• WHAT NEEDS TO BE DONE: Write the records below out in full, character for character, with no pictures.

======== RECORDS FOR THIS EXERCISE

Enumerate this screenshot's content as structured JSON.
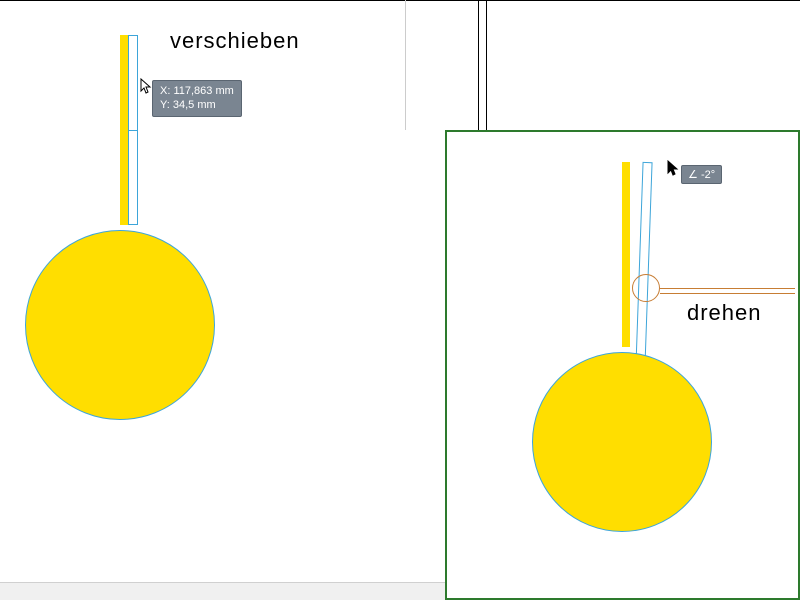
{
  "labels": {
    "move": "verschieben",
    "rotate": "drehen"
  },
  "tooltip_move": {
    "x_label": "X:",
    "x_value": "117,863 mm",
    "y_label": "Y:",
    "y_value": "34,5 mm"
  },
  "tooltip_rotate": {
    "angle_symbol": "∠",
    "angle_value": "-2°"
  },
  "colors": {
    "shape_fill": "#ffde00",
    "shape_stroke": "#3da5d9",
    "inset_border": "#2d7a2d",
    "rotation_guide": "#c77d34",
    "tooltip_bg": "#7a8591"
  }
}
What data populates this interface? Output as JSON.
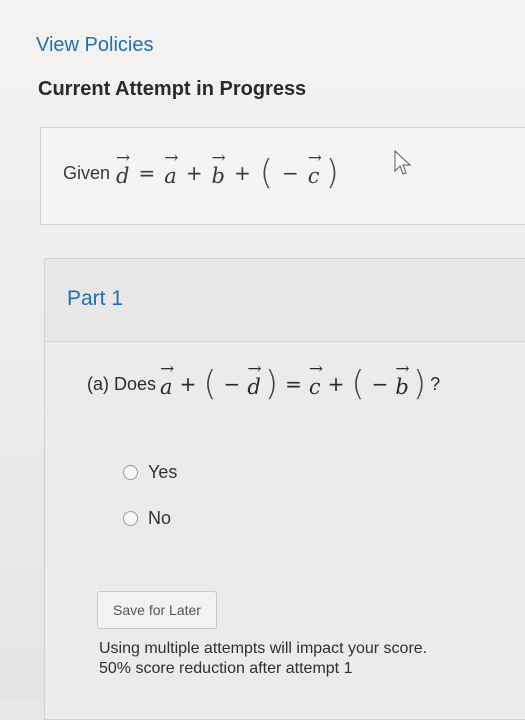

================

• THE REPLY:
Enumerate this screenshot's content as structured JSON.
{
  "labels": {
    "move": "verschieben",
    "rotate": "drehen"
  },
  "tooltip_move": {
    "x_label": "X:",
    "x_value": "117,863 mm",
    "y_label": "Y:",
    "y_value": "34,5 mm"
  },
  "tooltip_rotate": {
    "angle_symbol": "∠",
    "angle_value": "-2°"
  },
  "colors": {
    "shape_fill": "#ffde00",
    "shape_stroke": "#3da5d9",
    "inset_border": "#2d7a2d",
    "rotation_guide": "#c77d34",
    "tooltip_bg": "#7a8591"
  }
}
What data populates this interface? Output as JSON.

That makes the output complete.